### [Exercise data]

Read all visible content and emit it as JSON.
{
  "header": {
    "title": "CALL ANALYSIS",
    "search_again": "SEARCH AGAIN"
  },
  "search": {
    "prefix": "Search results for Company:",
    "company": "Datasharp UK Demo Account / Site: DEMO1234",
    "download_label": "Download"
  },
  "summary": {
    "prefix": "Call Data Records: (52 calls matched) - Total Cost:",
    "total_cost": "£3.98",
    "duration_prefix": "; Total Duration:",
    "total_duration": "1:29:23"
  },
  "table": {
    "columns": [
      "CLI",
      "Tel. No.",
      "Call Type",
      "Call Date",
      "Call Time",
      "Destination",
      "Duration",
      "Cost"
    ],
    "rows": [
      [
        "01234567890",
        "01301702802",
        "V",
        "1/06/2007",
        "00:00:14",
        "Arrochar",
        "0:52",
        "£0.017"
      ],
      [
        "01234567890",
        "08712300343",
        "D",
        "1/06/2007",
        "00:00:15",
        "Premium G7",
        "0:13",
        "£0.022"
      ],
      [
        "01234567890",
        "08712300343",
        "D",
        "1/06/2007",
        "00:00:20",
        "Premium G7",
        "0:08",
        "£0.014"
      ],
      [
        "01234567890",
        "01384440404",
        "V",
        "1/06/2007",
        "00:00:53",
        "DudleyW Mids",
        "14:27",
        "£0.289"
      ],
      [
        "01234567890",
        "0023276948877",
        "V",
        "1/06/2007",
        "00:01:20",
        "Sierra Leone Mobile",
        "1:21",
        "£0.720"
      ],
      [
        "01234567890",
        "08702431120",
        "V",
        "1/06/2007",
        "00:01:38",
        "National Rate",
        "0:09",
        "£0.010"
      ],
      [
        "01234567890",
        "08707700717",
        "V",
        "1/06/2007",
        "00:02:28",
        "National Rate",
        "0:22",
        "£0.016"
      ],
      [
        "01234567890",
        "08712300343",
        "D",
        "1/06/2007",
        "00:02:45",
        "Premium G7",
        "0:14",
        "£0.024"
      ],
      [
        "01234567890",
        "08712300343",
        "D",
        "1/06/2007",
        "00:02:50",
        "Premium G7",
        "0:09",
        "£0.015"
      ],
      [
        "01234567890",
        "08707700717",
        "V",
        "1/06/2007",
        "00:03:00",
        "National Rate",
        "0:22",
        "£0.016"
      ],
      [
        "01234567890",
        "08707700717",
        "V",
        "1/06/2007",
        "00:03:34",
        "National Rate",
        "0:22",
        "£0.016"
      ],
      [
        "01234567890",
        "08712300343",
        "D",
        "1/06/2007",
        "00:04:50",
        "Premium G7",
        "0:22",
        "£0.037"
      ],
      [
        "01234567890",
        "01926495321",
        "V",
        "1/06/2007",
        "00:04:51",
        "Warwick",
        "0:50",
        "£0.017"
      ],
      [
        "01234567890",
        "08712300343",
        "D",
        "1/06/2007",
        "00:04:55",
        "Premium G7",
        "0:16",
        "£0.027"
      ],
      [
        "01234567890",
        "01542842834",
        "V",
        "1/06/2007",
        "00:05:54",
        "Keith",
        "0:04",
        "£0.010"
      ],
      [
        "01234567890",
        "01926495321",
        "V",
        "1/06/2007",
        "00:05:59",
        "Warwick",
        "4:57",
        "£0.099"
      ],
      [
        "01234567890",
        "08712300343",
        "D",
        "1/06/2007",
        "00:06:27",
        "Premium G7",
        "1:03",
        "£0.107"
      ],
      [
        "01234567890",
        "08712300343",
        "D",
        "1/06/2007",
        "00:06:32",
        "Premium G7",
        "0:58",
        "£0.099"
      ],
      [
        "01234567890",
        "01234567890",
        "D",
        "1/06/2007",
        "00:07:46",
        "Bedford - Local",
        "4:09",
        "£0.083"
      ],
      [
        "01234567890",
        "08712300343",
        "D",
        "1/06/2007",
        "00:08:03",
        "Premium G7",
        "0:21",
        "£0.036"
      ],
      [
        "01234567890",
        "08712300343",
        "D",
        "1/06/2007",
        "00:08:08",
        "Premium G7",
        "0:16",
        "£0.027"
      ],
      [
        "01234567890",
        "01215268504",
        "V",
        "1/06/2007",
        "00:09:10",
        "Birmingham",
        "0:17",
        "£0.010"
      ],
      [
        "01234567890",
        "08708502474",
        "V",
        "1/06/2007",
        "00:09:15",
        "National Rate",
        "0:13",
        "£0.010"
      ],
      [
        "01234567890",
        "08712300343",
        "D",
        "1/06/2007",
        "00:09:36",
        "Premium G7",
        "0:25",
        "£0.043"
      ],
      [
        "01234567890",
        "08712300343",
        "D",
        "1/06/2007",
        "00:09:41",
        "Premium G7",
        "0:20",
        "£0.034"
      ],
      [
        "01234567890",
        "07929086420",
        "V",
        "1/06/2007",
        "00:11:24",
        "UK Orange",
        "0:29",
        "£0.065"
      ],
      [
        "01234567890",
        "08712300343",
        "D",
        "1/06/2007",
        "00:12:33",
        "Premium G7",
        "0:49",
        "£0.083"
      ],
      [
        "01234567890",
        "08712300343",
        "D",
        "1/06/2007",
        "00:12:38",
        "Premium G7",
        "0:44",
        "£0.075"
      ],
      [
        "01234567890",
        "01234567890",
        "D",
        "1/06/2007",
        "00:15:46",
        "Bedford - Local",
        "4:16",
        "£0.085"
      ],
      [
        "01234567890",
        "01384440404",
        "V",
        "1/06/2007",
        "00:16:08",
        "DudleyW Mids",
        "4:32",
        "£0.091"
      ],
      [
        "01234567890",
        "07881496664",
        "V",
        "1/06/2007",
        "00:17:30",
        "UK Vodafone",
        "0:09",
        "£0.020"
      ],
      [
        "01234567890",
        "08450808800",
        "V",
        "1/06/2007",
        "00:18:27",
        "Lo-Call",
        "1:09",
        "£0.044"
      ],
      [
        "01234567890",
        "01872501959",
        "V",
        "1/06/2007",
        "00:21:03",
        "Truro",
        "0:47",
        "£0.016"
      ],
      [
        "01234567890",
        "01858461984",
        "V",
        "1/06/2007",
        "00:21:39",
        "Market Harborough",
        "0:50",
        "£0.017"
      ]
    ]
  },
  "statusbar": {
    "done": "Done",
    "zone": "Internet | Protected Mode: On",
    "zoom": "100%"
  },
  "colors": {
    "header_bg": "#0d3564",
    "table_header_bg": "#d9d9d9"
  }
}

### [Task objective]
Give back the whole listing, word for word.

### [Written answer]
Read all visible content and emit it as JSON.
{
  "header": {
    "title": "CALL ANALYSIS",
    "search_again": "SEARCH AGAIN"
  },
  "search": {
    "prefix": "Search results for Company:",
    "company": "Datasharp UK Demo Account / Site: DEMO1234",
    "download_label": "Download"
  },
  "summary": {
    "prefix": "Call Data Records: (52 calls matched) - Total Cost:",
    "total_cost": "£3.98",
    "duration_prefix": "; Total Duration:",
    "total_duration": "1:29:23"
  },
  "table": {
    "columns": [
      "CLI",
      "Tel. No.",
      "Call Type",
      "Call Date",
      "Call Time",
      "Destination",
      "Duration",
      "Cost"
    ],
    "rows": [
      [
        "01234567890",
        "01301702802",
        "V",
        "1/06/2007",
        "00:00:14",
        "Arrochar",
        "0:52",
        "£0.017"
      ],
      [
        "01234567890",
        "08712300343",
        "D",
        "1/06/2007",
        "00:00:15",
        "Premium G7",
        "0:13",
        "£0.022"
      ],
      [
        "01234567890",
        "08712300343",
        "D",
        "1/06/2007",
        "00:00:20",
        "Premium G7",
        "0:08",
        "£0.014"
      ],
      [
        "01234567890",
        "01384440404",
        "V",
        "1/06/2007",
        "00:00:53",
        "DudleyW Mids",
        "14:27",
        "£0.289"
      ],
      [
        "01234567890",
        "0023276948877",
        "V",
        "1/06/2007",
        "00:01:20",
        "Sierra Leone Mobile",
        "1:21",
        "£0.720"
      ],
      [
        "01234567890",
        "08702431120",
        "V",
        "1/06/2007",
        "00:01:38",
        "National Rate",
        "0:09",
        "£0.010"
      ],
      [
        "01234567890",
        "08707700717",
        "V",
        "1/06/2007",
        "00:02:28",
        "National Rate",
        "0:22",
        "£0.016"
      ],
      [
        "01234567890",
        "08712300343",
        "D",
        "1/06/2007",
        "00:02:45",
        "Premium G7",
        "0:14",
        "£0.024"
      ],
      [
        "01234567890",
        "08712300343",
        "D",
        "1/06/2007",
        "00:02:50",
        "Premium G7",
        "0:09",
        "£0.015"
      ],
      [
        "01234567890",
        "08707700717",
        "V",
        "1/06/2007",
        "00:03:00",
        "National Rate",
        "0:22",
        "£0.016"
      ],
      [
        "01234567890",
        "08707700717",
        "V",
        "1/06/2007",
        "00:03:34",
        "National Rate",
        "0:22",
        "£0.016"
      ],
      [
        "01234567890",
        "08712300343",
        "D",
        "1/06/2007",
        "00:04:50",
        "Premium G7",
        "0:22",
        "£0.037"
      ],
      [
        "01234567890",
        "01926495321",
        "V",
        "1/06/2007",
        "00:04:51",
        "Warwick",
        "0:50",
        "£0.017"
      ],
      [
        "01234567890",
        "08712300343",
        "D",
        "1/06/2007",
        "00:04:55",
        "Premium G7",
        "0:16",
        "£0.027"
      ],
      [
        "01234567890",
        "01542842834",
        "V",
        "1/06/2007",
        "00:05:54",
        "Keith",
        "0:04",
        "£0.010"
      ],
      [
        "01234567890",
        "01926495321",
        "V",
        "1/06/2007",
        "00:05:59",
        "Warwick",
        "4:57",
        "£0.099"
      ],
      [
        "01234567890",
        "08712300343",
        "D",
        "1/06/2007",
        "00:06:27",
        "Premium G7",
        "1:03",
        "£0.107"
      ],
      [
        "01234567890",
        "08712300343",
        "D",
        "1/06/2007",
        "00:06:32",
        "Premium G7",
        "0:58",
        "£0.099"
      ],
      [
        "01234567890",
        "01234567890",
        "D",
        "1/06/2007",
        "00:07:46",
        "Bedford - Local",
        "4:09",
        "£0.083"
      ],
      [
        "01234567890",
        "08712300343",
        "D",
        "1/06/2007",
        "00:08:03",
        "Premium G7",
        "0:21",
        "£0.036"
      ],
      [
        "01234567890",
        "08712300343",
        "D",
        "1/06/2007",
        "00:08:08",
        "Premium G7",
        "0:16",
        "£0.027"
      ],
      [
        "01234567890",
        "01215268504",
        "V",
        "1/06/2007",
        "00:09:10",
        "Birmingham",
        "0:17",
        "£0.010"
      ],
      [
        "01234567890",
        "08708502474",
        "V",
        "1/06/2007",
        "00:09:15",
        "National Rate",
        "0:13",
        "£0.010"
      ],
      [
        "01234567890",
        "08712300343",
        "D",
        "1/06/2007",
        "00:09:36",
        "Premium G7",
        "0:25",
        "£0.043"
      ],
      [
        "01234567890",
        "08712300343",
        "D",
        "1/06/2007",
        "00:09:41",
        "Premium G7",
        "0:20",
        "£0.034"
      ],
      [
        "01234567890",
        "07929086420",
        "V",
        "1/06/2007",
        "00:11:24",
        "UK Orange",
        "0:29",
        "£0.065"
      ],
      [
        "01234567890",
        "08712300343",
        "D",
        "1/06/2007",
        "00:12:33",
        "Premium G7",
        "0:49",
        "£0.083"
      ],
      [
        "01234567890",
        "08712300343",
        "D",
        "1/06/2007",
        "00:12:38",
        "Premium G7",
        "0:44",
        "£0.075"
      ],
      [
        "01234567890",
        "01234567890",
        "D",
        "1/06/2007",
        "00:15:46",
        "Bedford - Local",
        "4:16",
        "£0.085"
      ],
      [
        "01234567890",
        "01384440404",
        "V",
        "1/06/2007",
        "00:16:08",
        "DudleyW Mids",
        "4:32",
        "£0.091"
      ],
      [
        "01234567890",
        "07881496664",
        "V",
        "1/06/2007",
        "00:17:30",
        "UK Vodafone",
        "0:09",
        "£0.020"
      ],
      [
        "01234567890",
        "08450808800",
        "V",
        "1/06/2007",
        "00:18:27",
        "Lo-Call",
        "1:09",
        "£0.044"
      ],
      [
        "01234567890",
        "01872501959",
        "V",
        "1/06/2007",
        "00:21:03",
        "Truro",
        "0:47",
        "£0.016"
      ],
      [
        "01234567890",
        "01858461984",
        "V",
        "1/06/2007",
        "00:21:39",
        "Market Harborough",
        "0:50",
        "£0.017"
      ]
    ]
  },
  "statusbar": {
    "done": "Done",
    "zone": "Internet | Protected Mode: On",
    "zoom": "100%"
  },
  "colors": {
    "header_bg": "#0d3564",
    "table_header_bg": "#d9d9d9"
  }
}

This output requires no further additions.